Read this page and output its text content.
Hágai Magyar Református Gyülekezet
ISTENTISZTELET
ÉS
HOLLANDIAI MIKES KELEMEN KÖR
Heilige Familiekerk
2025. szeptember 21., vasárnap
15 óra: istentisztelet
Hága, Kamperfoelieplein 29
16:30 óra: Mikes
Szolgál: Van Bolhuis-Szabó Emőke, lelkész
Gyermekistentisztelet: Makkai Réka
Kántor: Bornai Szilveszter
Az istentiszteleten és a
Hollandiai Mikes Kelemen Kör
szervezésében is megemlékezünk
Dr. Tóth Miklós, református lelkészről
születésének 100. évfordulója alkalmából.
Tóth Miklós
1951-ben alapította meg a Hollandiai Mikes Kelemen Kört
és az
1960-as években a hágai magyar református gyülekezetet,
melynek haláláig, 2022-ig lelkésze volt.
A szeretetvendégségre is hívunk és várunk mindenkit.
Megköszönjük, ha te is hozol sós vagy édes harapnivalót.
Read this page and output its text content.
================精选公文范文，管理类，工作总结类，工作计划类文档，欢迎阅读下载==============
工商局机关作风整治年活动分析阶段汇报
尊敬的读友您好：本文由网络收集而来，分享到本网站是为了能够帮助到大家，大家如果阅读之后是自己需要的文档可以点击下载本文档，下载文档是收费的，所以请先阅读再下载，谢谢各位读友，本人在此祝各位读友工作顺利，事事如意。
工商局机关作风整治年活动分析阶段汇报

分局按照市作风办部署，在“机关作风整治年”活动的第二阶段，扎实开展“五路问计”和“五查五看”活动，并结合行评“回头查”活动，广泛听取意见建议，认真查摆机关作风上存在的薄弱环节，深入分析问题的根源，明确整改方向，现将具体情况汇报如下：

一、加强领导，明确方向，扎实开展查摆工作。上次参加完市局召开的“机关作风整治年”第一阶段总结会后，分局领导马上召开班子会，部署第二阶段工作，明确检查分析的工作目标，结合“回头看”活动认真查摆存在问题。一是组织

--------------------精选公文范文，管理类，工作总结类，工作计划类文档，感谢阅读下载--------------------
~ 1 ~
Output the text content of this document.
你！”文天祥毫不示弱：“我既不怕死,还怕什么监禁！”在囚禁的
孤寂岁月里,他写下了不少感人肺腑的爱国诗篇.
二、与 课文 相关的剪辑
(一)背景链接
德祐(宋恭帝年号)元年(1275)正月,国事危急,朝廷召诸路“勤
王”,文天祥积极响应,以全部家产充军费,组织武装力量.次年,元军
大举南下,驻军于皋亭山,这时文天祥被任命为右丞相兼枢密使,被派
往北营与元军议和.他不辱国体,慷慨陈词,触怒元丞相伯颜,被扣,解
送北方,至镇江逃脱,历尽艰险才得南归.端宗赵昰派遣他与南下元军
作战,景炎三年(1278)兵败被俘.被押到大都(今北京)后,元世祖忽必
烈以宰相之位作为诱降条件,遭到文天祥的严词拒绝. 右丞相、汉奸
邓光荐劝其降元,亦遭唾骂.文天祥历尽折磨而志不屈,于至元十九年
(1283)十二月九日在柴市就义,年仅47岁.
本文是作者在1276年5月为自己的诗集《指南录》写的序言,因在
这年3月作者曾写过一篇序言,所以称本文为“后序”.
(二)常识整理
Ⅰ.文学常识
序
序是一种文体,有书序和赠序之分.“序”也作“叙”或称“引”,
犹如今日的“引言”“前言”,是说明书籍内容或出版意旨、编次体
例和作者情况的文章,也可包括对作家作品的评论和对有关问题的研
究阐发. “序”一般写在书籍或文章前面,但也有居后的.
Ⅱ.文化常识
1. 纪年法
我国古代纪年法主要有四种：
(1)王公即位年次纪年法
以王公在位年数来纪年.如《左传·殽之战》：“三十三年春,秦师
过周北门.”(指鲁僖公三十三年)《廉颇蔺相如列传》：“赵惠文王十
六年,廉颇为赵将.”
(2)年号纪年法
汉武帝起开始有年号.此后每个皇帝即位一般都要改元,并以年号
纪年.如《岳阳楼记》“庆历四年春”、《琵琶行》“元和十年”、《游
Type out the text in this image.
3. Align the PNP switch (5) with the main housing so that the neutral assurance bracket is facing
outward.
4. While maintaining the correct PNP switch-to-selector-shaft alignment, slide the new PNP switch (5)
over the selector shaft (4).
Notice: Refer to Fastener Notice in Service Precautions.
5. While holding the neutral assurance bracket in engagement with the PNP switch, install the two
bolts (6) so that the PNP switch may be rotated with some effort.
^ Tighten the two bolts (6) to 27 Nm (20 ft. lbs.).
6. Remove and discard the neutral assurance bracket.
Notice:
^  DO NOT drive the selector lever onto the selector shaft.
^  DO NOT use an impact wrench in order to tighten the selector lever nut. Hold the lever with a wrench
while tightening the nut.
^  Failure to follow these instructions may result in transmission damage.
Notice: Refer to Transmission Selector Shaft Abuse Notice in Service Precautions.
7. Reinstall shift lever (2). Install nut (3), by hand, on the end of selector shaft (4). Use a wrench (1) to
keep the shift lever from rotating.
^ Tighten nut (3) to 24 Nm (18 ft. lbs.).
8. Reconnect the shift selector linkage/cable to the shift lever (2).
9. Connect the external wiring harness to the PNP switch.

• _Work required_
Go back to the listing above and please repeat it exactly.

• _Answer_
Read this page and output its text content.
Hágai Magyar Református Gyülekezet
ISTENTISZTELET
ÉS
HOLLANDIAI MIKES KELEMEN KÖR
Heilige Familiekerk
2025. szeptember 21., vasárnap
15 óra: istentisztelet
Hága, Kamperfoelieplein 29
16:30 óra: Mikes
Szolgál: Van Bolhuis-Szabó Emőke, lelkész
Gyermekistentisztelet: Makkai Réka
Kántor: Bornai Szilveszter
Az istentiszteleten és a
Hollandiai Mikes Kelemen Kör
szervezésében is megemlékezünk
Dr. Tóth Miklós, református lelkészről
születésének 100. évfordulója alkalmából.
Tóth Miklós
1951-ben alapította meg a Hollandiai Mikes Kelemen Kört
és az
1960-as években a hágai magyar református gyülekezetet,
melynek haláláig, 2022-ig lelkésze volt.
A szeretetvendégségre is hívunk és várunk mindenkit.
Megköszönjük, ha te is hozol sós vagy édes harapnivalót.
Read this page and output its text content.
================精选公文范文，管理类，工作总结类，工作计划类文档，欢迎阅读下载==============
工商局机关作风整治年活动分析阶段汇报
尊敬的读友您好：本文由网络收集而来，分享到本网站是为了能够帮助到大家，大家如果阅读之后是自己需要的文档可以点击下载本文档，下载文档是收费的，所以请先阅读再下载，谢谢各位读友，本人在此祝各位读友工作顺利，事事如意。
工商局机关作风整治年活动分析阶段汇报

分局按照市作风办部署，在“机关作风整治年”活动的第二阶段，扎实开展“五路问计”和“五查五看”活动，并结合行评“回头查”活动，广泛听取意见建议，认真查摆机关作风上存在的薄弱环节，深入分析问题的根源，明确整改方向，现将具体情况汇报如下：

一、加强领导，明确方向，扎实开展查摆工作。上次参加完市局召开的“机关作风整治年”第一阶段总结会后，分局领导马上召开班子会，部署第二阶段工作，明确检查分析的工作目标，结合“回头看”活动认真查摆存在问题。一是组织

--------------------精选公文范文，管理类，工作总结类，工作计划类文档，感谢阅读下载--------------------
~ 1 ~
Output the text content of this document.
你！”文天祥毫不示弱：“我既不怕死,还怕什么监禁！”在囚禁的
孤寂岁月里,他写下了不少感人肺腑的爱国诗篇.
二、与 课文 相关的剪辑
(一)背景链接
德祐(宋恭帝年号)元年(1275)正月,国事危急,朝廷召诸路“勤
王”,文天祥积极响应,以全部家产充军费,组织武装力量.次年,元军
大举南下,驻军于皋亭山,这时文天祥被任命为右丞相兼枢密使,被派
往北营与元军议和.他不辱国体,慷慨陈词,触怒元丞相伯颜,被扣,解
送北方,至镇江逃脱,历尽艰险才得南归.端宗赵昰派遣他与南下元军
作战,景炎三年(1278)兵败被俘.被押到大都(今北京)后,元世祖忽必
烈以宰相之位作为诱降条件,遭到文天祥的严词拒绝. 右丞相、汉奸
邓光荐劝其降元,亦遭唾骂.文天祥历尽折磨而志不屈,于至元十九年
(1283)十二月九日在柴市就义,年仅47岁.
本文是作者在1276年5月为自己的诗集《指南录》写的序言,因在
这年3月作者曾写过一篇序言,所以称本文为“后序”.
(二)常识整理
Ⅰ.文学常识
序
序是一种文体,有书序和赠序之分.“序”也作“叙”或称“引”,
犹如今日的“引言”“前言”,是说明书籍内容或出版意旨、编次体
例和作者情况的文章,也可包括对作家作品的评论和对有关问题的研
究阐发. “序”一般写在书籍或文章前面,但也有居后的.
Ⅱ.文化常识
1. 纪年法
我国古代纪年法主要有四种：
(1)王公即位年次纪年法
以王公在位年数来纪年.如《左传·殽之战》：“三十三年春,秦师
过周北门.”(指鲁僖公三十三年)《廉颇蔺相如列传》：“赵惠文王十
六年,廉颇为赵将.”
(2)年号纪年法
汉武帝起开始有年号.此后每个皇帝即位一般都要改元,并以年号
纪年.如《岳阳楼记》“庆历四年春”、《琵琶行》“元和十年”、《游
Type out the text in this image.
3. Align the PNP switch (5) with the main housing so that the neutral assurance bracket is facing
outward.
4. While maintaining the correct PNP switch-to-selector-shaft alignment, slide the new PNP switch (5)
over the selector shaft (4).
Notice: Refer to Fastener Notice in Service Precautions.
5. While holding the neutral assurance bracket in engagement with the PNP switch, install the two
bolts (6) so that the PNP switch may be rotated with some effort.
^ Tighten the two bolts (6) to 27 Nm (20 ft. lbs.).
6. Remove and discard the neutral assurance bracket.
Notice:
^  DO NOT drive the selector lever onto the selector shaft.
^  DO NOT use an impact wrench in order to tighten the selector lever nut. Hold the lever with a wrench
while tightening the nut.
^  Failure to follow these instructions may result in transmission damage.
Notice: Refer to Transmission Selector Shaft Abuse Notice in Service Precautions.
7. Reinstall shift lever (2). Install nut (3), by hand, on the end of selector shaft (4). Use a wrench (1) to
keep the shift lever from rotating.
^ Tighten nut (3) to 24 Nm (18 ft. lbs.).
8. Reconnect the shift selector linkage/cable to the shift lever (2).
9. Connect the external wiring harness to the PNP switch.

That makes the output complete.